▸ **The task**
Omit the images, then print each record below exactly as it reads.

▸ **Material to process**

::::::::::

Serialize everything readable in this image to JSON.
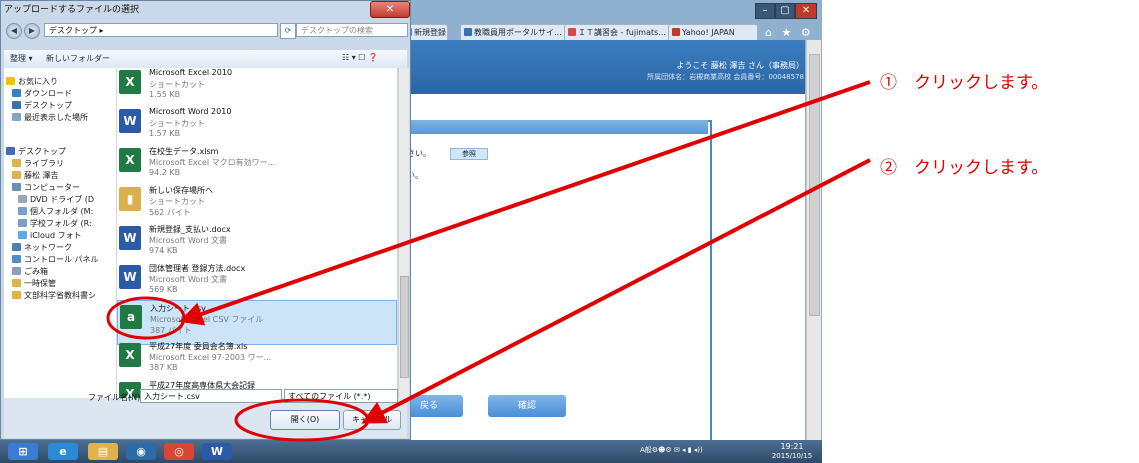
{
  "browser": {
    "tabs": [
      {
        "label": "新規登録",
        "color": "#3b8ad8"
      },
      {
        "label": "教職員用ポータルサイ...",
        "color": "#2f72b5"
      },
      {
        "label": "ＩＴ講習会 - fujimats...",
        "color": "#d44a4a"
      },
      {
        "label": "Yahoo! JAPAN",
        "color": "#c0392b"
      }
    ],
    "window_controls": [
      "–",
      "▢",
      "✕"
    ],
    "toolbar_icons": "⌂ ★ ⚙",
    "welcome": "ようこそ 藤松 澤吉 さん（事務局）",
    "org_line": "所属団体名：岩槻商業高校  会員番号：00048578",
    "instruction": "さい。",
    "instruction_tail": "い。",
    "file_button": "参照",
    "back_button": "戻る",
    "confirm_button": "確認"
  },
  "dialog": {
    "title": "アップロードするファイルの選択",
    "close": "✕",
    "address": "デスクトップ ▸",
    "search_placeholder": "デスクトップの検索",
    "toolbar": {
      "organize": "整理 ▾",
      "new_folder": "新しいフォルダー",
      "view": "☷ ▾  ☐  ❓"
    },
    "nav_items": [
      {
        "label": "お気に入り",
        "color": "#f2c200"
      },
      {
        "label": "ダウンロード",
        "color": "#3d7fc4"
      },
      {
        "label": "デスクトップ",
        "color": "#3d6fb0"
      },
      {
        "label": "最近表示した場所",
        "color": "#8aa5c4"
      },
      {
        "label": "デスクトップ",
        "color": "#3d6fb0"
      },
      {
        "label": "ライブラリ",
        "color": "#e0b24a"
      },
      {
        "label": "藤松  澤吉",
        "color": "#e0b24a"
      },
      {
        "label": "コンピューター",
        "color": "#6a8fb8"
      },
      {
        "label": "DVD ドライブ (D",
        "color": "#9aa7b5"
      },
      {
        "label": "個人フォルダ (M:",
        "color": "#7aa0c8"
      },
      {
        "label": "学校フォルダ (R:",
        "color": "#7aa0c8"
      },
      {
        "label": "iCloud フォト",
        "color": "#5aa8e6"
      },
      {
        "label": "ネットワーク",
        "color": "#4d7fb6"
      },
      {
        "label": "コントロール パネル",
        "color": "#4e8fc9"
      },
      {
        "label": "ごみ箱",
        "color": "#8aa0b5"
      },
      {
        "label": "一時保管",
        "color": "#e0b24a"
      },
      {
        "label": "文部科学省教科書シ",
        "color": "#e0b24a"
      }
    ],
    "files": [
      {
        "name": "Microsoft Excel 2010",
        "type": "ショートカット",
        "size": "1.55 KB",
        "icon": "X",
        "color": "#1f7a43"
      },
      {
        "name": "Microsoft Word 2010",
        "type": "ショートカット",
        "size": "1.57 KB",
        "icon": "W",
        "color": "#2b5aa8"
      },
      {
        "name": "在校生データ.xlsm",
        "type": "Microsoft Excel マクロ有効ワー...",
        "size": "94.2 KB",
        "icon": "X",
        "color": "#1f7a43"
      },
      {
        "name": "新しい保存場所へ",
        "type": "ショートカット",
        "size": "562 バイト",
        "icon": "▮",
        "color": "#d9b04a"
      },
      {
        "name": "新規登録_支払い.docx",
        "type": "Microsoft Word 文書",
        "size": "974 KB",
        "icon": "W",
        "color": "#2b5aa8"
      },
      {
        "name": "団体管理者  登録方法.docx",
        "type": "Microsoft Word 文書",
        "size": "569 KB",
        "icon": "W",
        "color": "#2b5aa8"
      },
      {
        "name": "入力シート.csv",
        "type": "Microsoft Excel CSV ファイル",
        "size": "387 バイト",
        "icon": "a",
        "color": "#1f7a43"
      },
      {
        "name": "平成27年度 委員会名簿.xls",
        "type": "Microsoft Excel 97-2003 ワー...",
        "size": "387 KB",
        "icon": "X",
        "color": "#1f7a43"
      },
      {
        "name": "平成27年度高専体県大会記録",
        "type": "",
        "size": "",
        "icon": "X",
        "color": "#1f7a43"
      }
    ],
    "filename_label": "ファイル名(N):",
    "filename_value": "入力シート.csv",
    "filetype_value": "すべてのファイル (*.*)",
    "open_button": "開く(O)",
    "cancel_button": "キャンセル"
  },
  "taskbar": {
    "apps": [
      {
        "icon": "⊞",
        "color": "#3a7bd5"
      },
      {
        "icon": "e",
        "color": "#2a8ad8"
      },
      {
        "icon": "▤",
        "color": "#e0b24a"
      },
      {
        "icon": "◉",
        "color": "#2c6aa8"
      },
      {
        "icon": "◎",
        "color": "#d9462f"
      },
      {
        "icon": "W",
        "color": "#2b5aa8"
      }
    ],
    "tray": "A般⚙☻⚙ ✉ ◂ ▮ ◂))",
    "time": "19:21",
    "date": "2015/10/15"
  },
  "annotations": {
    "step1": "①　クリックします。",
    "step2": "②　クリックします。"
  }
}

::::::::::

▸ **Output of the exercise**
Serialize everything readable in this image to JSON.
{
  "browser": {
    "tabs": [
      {
        "label": "新規登録",
        "color": "#3b8ad8"
      },
      {
        "label": "教職員用ポータルサイ...",
        "color": "#2f72b5"
      },
      {
        "label": "ＩＴ講習会 - fujimats...",
        "color": "#d44a4a"
      },
      {
        "label": "Yahoo! JAPAN",
        "color": "#c0392b"
      }
    ],
    "window_controls": [
      "–",
      "▢",
      "✕"
    ],
    "toolbar_icons": "⌂ ★ ⚙",
    "welcome": "ようこそ 藤松 澤吉 さん（事務局）",
    "org_line": "所属団体名：岩槻商業高校  会員番号：00048578",
    "instruction": "さい。",
    "instruction_tail": "い。",
    "file_button": "参照",
    "back_button": "戻る",
    "confirm_button": "確認"
  },
  "dialog": {
    "title": "アップロードするファイルの選択",
    "close": "✕",
    "address": "デスクトップ ▸",
    "search_placeholder": "デスクトップの検索",
    "toolbar": {
      "organize": "整理 ▾",
      "new_folder": "新しいフォルダー",
      "view": "☷ ▾  ☐  ❓"
    },
    "nav_items": [
      {
        "label": "お気に入り",
        "color": "#f2c200"
      },
      {
        "label": "ダウンロード",
        "color": "#3d7fc4"
      },
      {
        "label": "デスクトップ",
        "color": "#3d6fb0"
      },
      {
        "label": "最近表示した場所",
        "color": "#8aa5c4"
      },
      {
        "label": "デスクトップ",
        "color": "#3d6fb0"
      },
      {
        "label": "ライブラリ",
        "color": "#e0b24a"
      },
      {
        "label": "藤松  澤吉",
        "color": "#e0b24a"
      },
      {
        "label": "コンピューター",
        "color": "#6a8fb8"
      },
      {
        "label": "DVD ドライブ (D",
        "color": "#9aa7b5"
      },
      {
        "label": "個人フォルダ (M:",
        "color": "#7aa0c8"
      },
      {
        "label": "学校フォルダ (R:",
        "color": "#7aa0c8"
      },
      {
        "label": "iCloud フォト",
        "color": "#5aa8e6"
      },
      {
        "label": "ネットワーク",
        "color": "#4d7fb6"
      },
      {
        "label": "コントロール パネル",
        "color": "#4e8fc9"
      },
      {
        "label": "ごみ箱",
        "color": "#8aa0b5"
      },
      {
        "label": "一時保管",
        "color": "#e0b24a"
      },
      {
        "label": "文部科学省教科書シ",
        "color": "#e0b24a"
      }
    ],
    "files": [
      {
        "name": "Microsoft Excel 2010",
        "type": "ショートカット",
        "size": "1.55 KB",
        "icon": "X",
        "color": "#1f7a43"
      },
      {
        "name": "Microsoft Word 2010",
        "type": "ショートカット",
        "size": "1.57 KB",
        "icon": "W",
        "color": "#2b5aa8"
      },
      {
        "name": "在校生データ.xlsm",
        "type": "Microsoft Excel マクロ有効ワー...",
        "size": "94.2 KB",
        "icon": "X",
        "color": "#1f7a43"
      },
      {
        "name": "新しい保存場所へ",
        "type": "ショートカット",
        "size": "562 バイト",
        "icon": "▮",
        "color": "#d9b04a"
      },
      {
        "name": "新規登録_支払い.docx",
        "type": "Microsoft Word 文書",
        "size": "974 KB",
        "icon": "W",
        "color": "#2b5aa8"
      },
      {
        "name": "団体管理者  登録方法.docx",
        "type": "Microsoft Word 文書",
        "size": "569 KB",
        "icon": "W",
        "color": "#2b5aa8"
      },
      {
        "name": "入力シート.csv",
        "type": "Microsoft Excel CSV ファイル",
        "size": "387 バイト",
        "icon": "a",
        "color": "#1f7a43"
      },
      {
        "name": "平成27年度 委員会名簿.xls",
        "type": "Microsoft Excel 97-2003 ワー...",
        "size": "387 KB",
        "icon": "X",
        "color": "#1f7a43"
      },
      {
        "name": "平成27年度高専体県大会記録",
        "type": "",
        "size": "",
        "icon": "X",
        "color": "#1f7a43"
      }
    ],
    "filename_label": "ファイル名(N):",
    "filename_value": "入力シート.csv",
    "filetype_value": "すべてのファイル (*.*)",
    "open_button": "開く(O)",
    "cancel_button": "キャンセル"
  },
  "taskbar": {
    "apps": [
      {
        "icon": "⊞",
        "color": "#3a7bd5"
      },
      {
        "icon": "e",
        "color": "#2a8ad8"
      },
      {
        "icon": "▤",
        "color": "#e0b24a"
      },
      {
        "icon": "◉",
        "color": "#2c6aa8"
      },
      {
        "icon": "◎",
        "color": "#d9462f"
      },
      {
        "icon": "W",
        "color": "#2b5aa8"
      }
    ],
    "tray": "A般⚙☻⚙ ✉ ◂ ▮ ◂))",
    "time": "19:21",
    "date": "2015/10/15"
  },
  "annotations": {
    "step1": "①　クリックします。",
    "step2": "②　クリックします。"
  }
}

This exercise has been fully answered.